## Exercise instructions
Below are the records; locate each line with the word "will" and copy it.

## Input material
★ ★ ★ ★
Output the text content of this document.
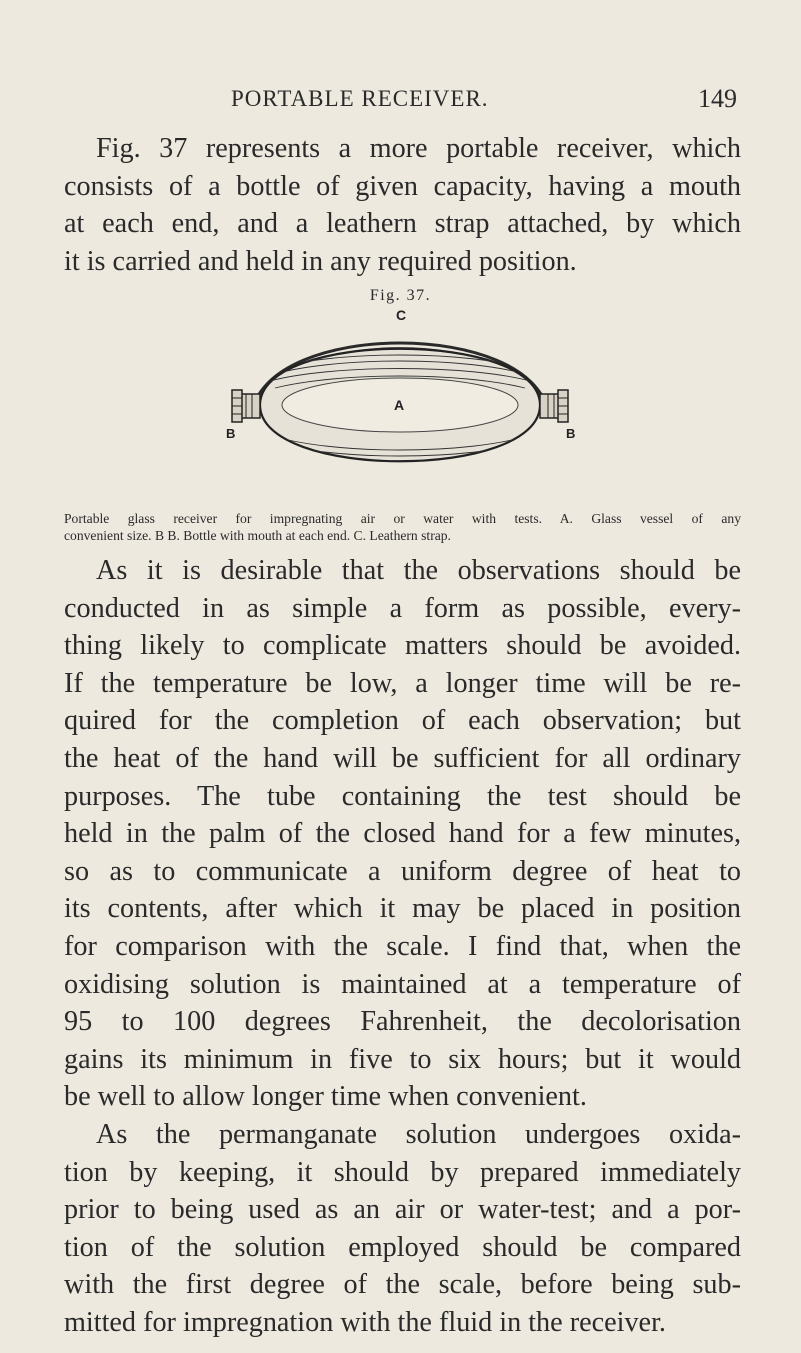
PORTABLE RECEIVER.	149

Fig. 37 represents a more portable receiver, which
consists of a bottle of given capacity, having a mouth
at each end, and a leathern strap attached, by which
it is carried and held in any required position.

Fig. 37.
C
A
B	B
Portable glass receiver for impregnating air or water with tests. A. Glass vessel of any
convenient size. B B. Bottle with mouth at each end. C. Leathern strap.

As it is desirable that the observations should be
conducted in as simple a form as possible, every-
thing likely to complicate matters should be avoided.
If the temperature be low, a longer time will be re-
quired for the completion of each observation; but
the heat of the hand will be sufficient for all ordinary
purposes. The tube containing the test should be
held in the palm of the closed hand for a few minutes,
so as to communicate a uniform degree of heat to
its contents, after which it may be placed in position
for comparison with the scale. I find that, when the
oxidising solution is maintained at a temperature of
95 to 100 degrees Fahrenheit, the decolorisation
gains its minimum in five to six hours; but it would
be well to allow longer time when convenient.
As the permanganate solution undergoes oxida-
tion by keeping, it should by prepared immediately
prior to being used as an air or water-test; and a por-
tion of the solution employed should be compared
with the first degree of the scale, before being sub-
mitted for impregnation with the fluid in the receiver.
★ ★ ★ ★
## Exercise solution
If the temperature be low, a longer time will be re-
the heat of the hand will be sufficient for all ordinary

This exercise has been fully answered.